### TASK DIRECTIONS
Filter for the word "иных" and keep each matching line.

Excerpt from a dataset
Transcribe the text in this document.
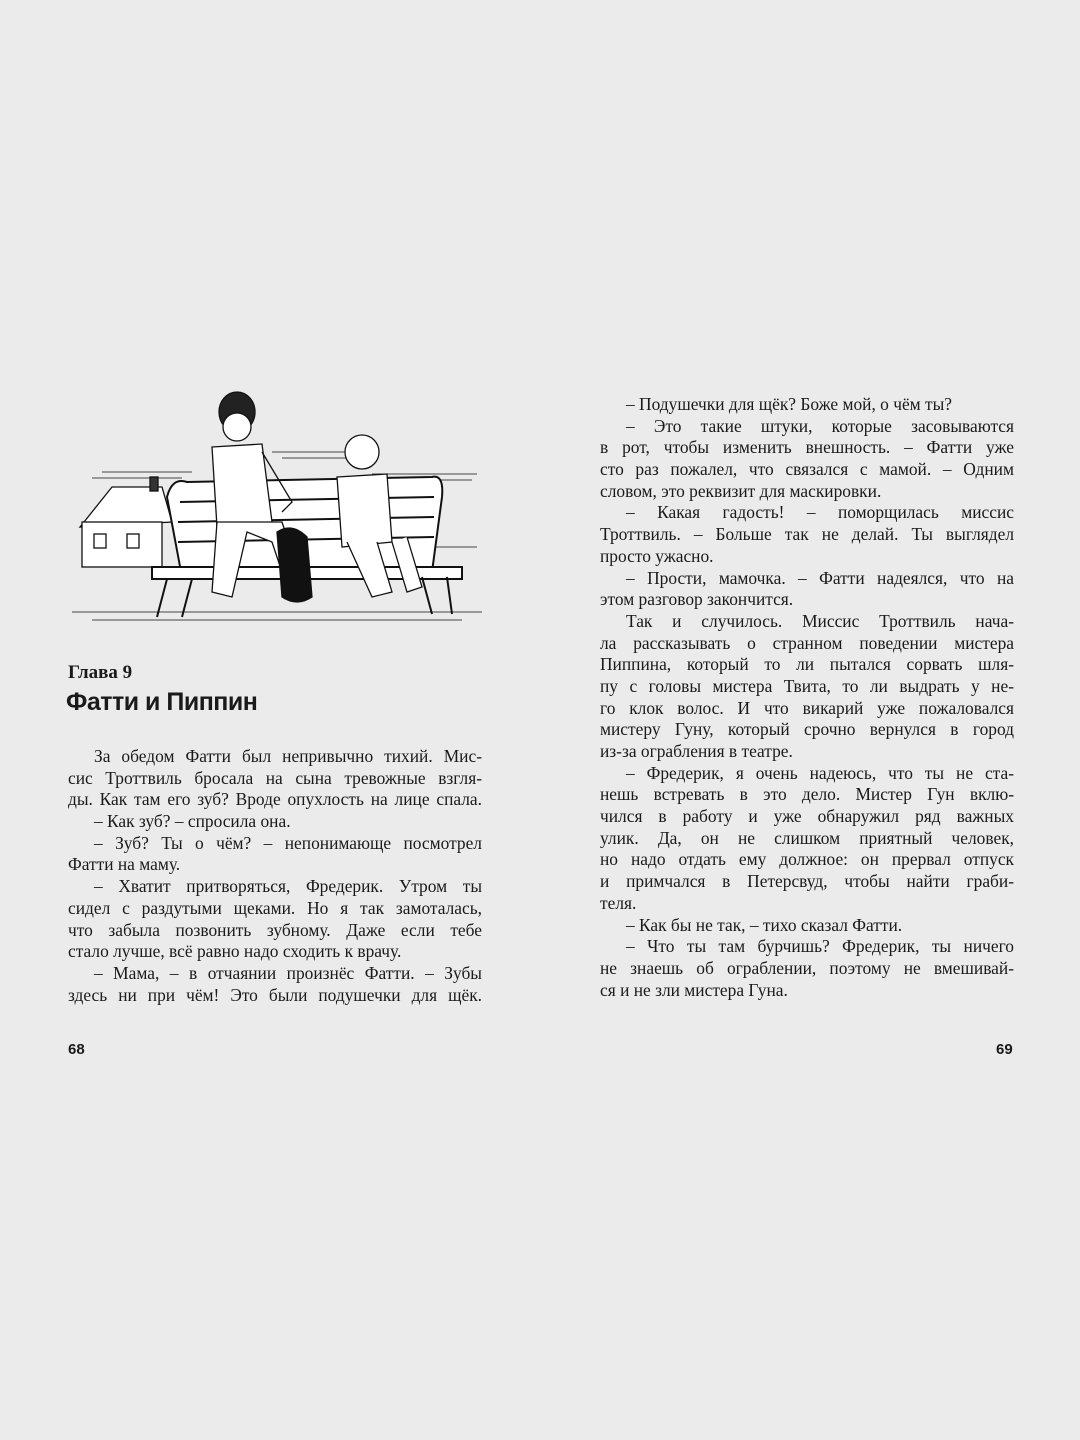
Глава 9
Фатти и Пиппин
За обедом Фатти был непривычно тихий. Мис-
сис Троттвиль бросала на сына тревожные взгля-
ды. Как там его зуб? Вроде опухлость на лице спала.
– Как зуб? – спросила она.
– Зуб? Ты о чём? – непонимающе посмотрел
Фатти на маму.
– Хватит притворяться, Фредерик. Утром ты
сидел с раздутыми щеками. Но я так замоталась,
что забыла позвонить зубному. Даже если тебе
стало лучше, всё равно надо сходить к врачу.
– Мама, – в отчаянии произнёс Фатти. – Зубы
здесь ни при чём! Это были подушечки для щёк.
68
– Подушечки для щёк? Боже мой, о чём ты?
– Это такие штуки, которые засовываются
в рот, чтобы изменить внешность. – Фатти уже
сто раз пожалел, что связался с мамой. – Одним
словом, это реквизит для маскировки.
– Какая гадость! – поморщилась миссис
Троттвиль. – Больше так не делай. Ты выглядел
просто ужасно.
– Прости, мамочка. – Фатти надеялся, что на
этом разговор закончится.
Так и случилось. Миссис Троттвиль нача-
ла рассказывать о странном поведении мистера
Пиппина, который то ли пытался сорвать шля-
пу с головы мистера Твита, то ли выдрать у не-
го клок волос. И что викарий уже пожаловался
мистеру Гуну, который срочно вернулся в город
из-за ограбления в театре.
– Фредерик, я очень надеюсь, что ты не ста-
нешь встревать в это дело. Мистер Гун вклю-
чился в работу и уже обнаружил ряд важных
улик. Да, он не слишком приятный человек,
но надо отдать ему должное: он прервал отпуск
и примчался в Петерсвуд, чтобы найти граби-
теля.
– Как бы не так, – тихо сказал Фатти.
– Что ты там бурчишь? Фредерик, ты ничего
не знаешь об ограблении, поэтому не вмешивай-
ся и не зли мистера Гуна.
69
---
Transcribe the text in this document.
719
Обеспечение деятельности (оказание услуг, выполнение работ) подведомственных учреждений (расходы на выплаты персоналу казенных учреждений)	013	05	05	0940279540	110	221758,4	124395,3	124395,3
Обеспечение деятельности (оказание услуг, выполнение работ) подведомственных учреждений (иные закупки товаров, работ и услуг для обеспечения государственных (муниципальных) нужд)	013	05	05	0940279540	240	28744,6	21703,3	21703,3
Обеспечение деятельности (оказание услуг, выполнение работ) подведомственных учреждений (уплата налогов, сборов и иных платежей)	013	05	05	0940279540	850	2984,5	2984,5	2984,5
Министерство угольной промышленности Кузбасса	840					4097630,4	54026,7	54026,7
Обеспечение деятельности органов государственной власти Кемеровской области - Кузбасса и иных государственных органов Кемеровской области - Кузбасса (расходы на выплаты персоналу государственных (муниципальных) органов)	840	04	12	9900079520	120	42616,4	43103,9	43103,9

### OUTPUT FOR THIS TASK
Обеспечение деятельности (оказание услуг, выполнение работ) подведомственных учреждений (уплата налогов, сборов и иных платежей)	013	05	05	0940279540	850	2984,5	2984,5	2984,5
Обеспечение деятельности органов государственной власти Кемеровской области - Кузбасса и иных государственных органов Кемеровской области - Кузбасса (расходы на выплаты персоналу государственных (муниципальных) органов)	840	04	12	9900079520	120	42616,4	43103,9	43103,9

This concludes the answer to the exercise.